§ **Task goal**:
Look through the lines below and extract each one that contains "power".

§ **Raw records**:
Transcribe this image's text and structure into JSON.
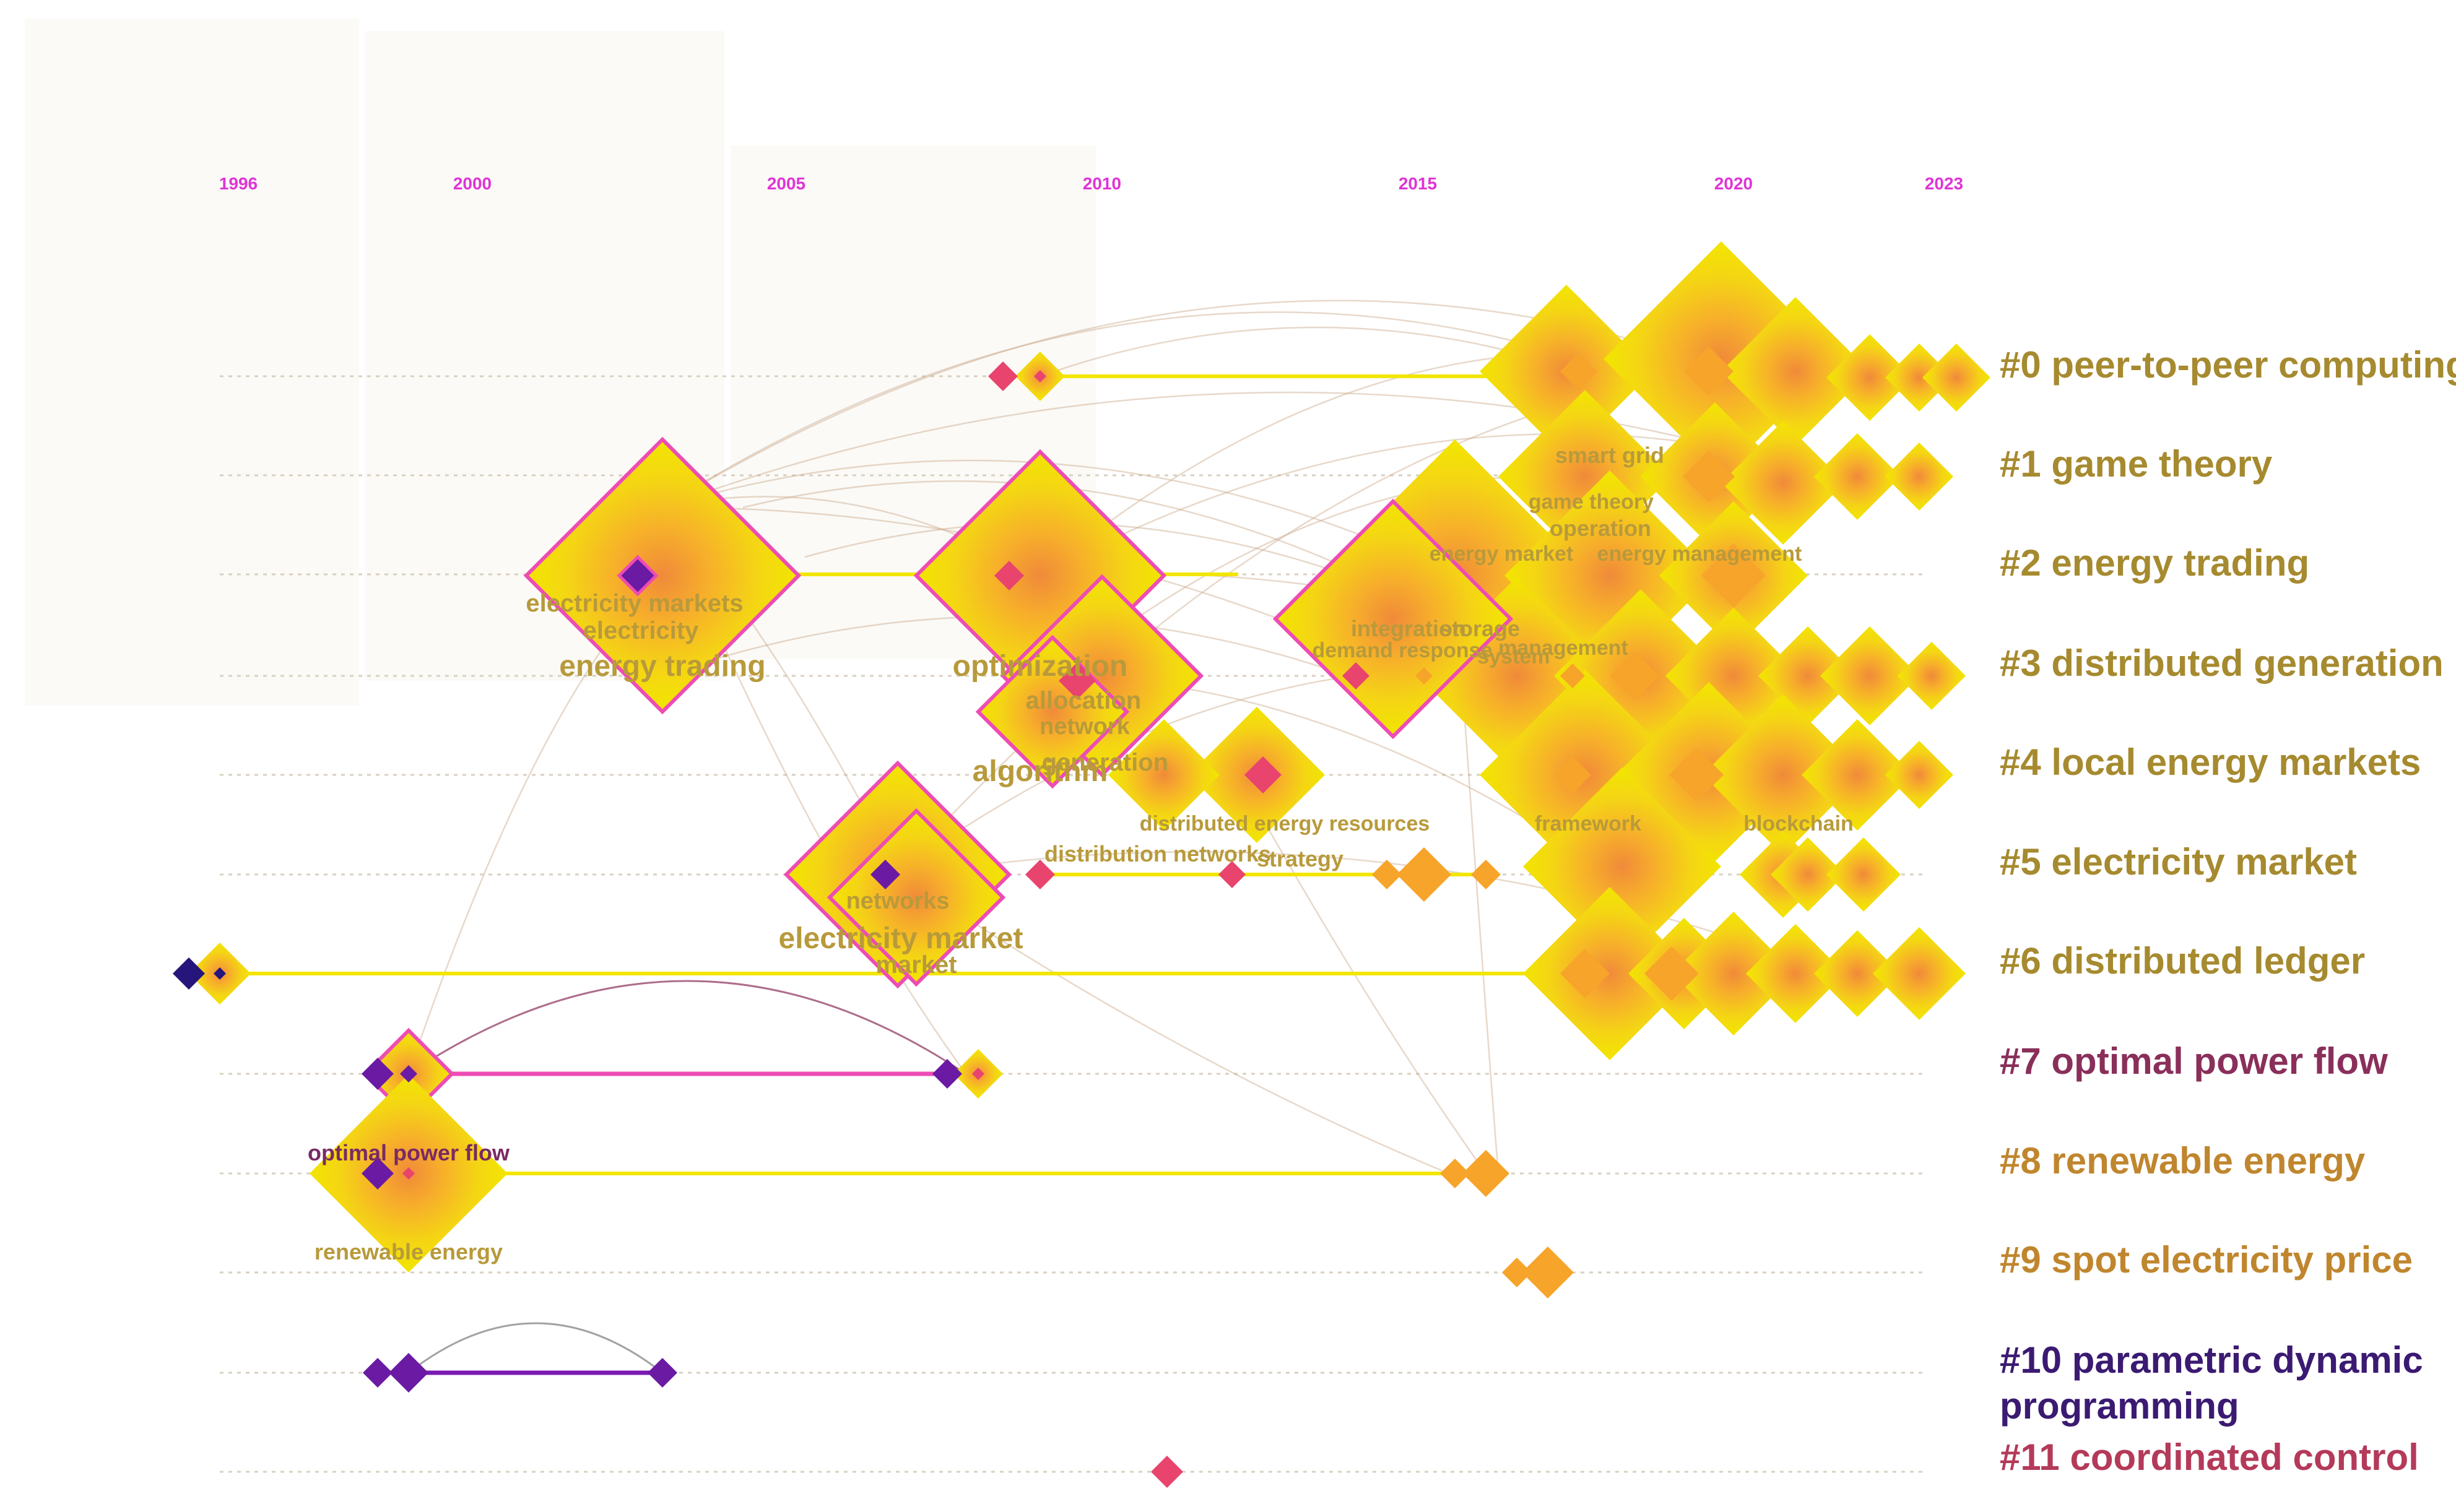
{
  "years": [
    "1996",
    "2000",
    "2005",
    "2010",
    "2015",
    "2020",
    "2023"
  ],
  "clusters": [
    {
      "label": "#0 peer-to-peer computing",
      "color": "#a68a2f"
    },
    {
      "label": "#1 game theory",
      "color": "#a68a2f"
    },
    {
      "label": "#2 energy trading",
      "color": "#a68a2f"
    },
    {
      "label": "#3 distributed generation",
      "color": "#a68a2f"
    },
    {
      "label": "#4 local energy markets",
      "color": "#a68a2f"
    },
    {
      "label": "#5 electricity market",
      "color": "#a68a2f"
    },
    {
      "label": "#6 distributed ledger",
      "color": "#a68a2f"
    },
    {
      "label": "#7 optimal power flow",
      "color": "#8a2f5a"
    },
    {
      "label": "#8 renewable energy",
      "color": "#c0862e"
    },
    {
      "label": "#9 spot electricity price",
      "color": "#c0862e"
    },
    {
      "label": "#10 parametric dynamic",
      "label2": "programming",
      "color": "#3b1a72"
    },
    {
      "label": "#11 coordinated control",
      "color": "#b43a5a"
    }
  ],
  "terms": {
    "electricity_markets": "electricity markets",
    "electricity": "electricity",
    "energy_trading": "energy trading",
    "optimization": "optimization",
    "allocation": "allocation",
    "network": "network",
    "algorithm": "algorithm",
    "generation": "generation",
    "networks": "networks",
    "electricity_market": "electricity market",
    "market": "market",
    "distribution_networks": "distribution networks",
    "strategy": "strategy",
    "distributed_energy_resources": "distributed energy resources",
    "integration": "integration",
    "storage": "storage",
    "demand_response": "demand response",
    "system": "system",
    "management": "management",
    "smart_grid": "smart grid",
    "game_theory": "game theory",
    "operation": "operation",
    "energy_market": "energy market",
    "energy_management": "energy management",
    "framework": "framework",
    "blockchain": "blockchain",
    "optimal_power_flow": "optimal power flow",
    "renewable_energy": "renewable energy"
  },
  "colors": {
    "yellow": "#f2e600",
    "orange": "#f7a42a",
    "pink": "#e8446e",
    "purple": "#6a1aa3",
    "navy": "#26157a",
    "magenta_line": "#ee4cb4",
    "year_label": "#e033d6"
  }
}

§ **Completed exercise**:
      "label": "#7 optimal power flow",
    "optimal_power_flow": "optimal power flow",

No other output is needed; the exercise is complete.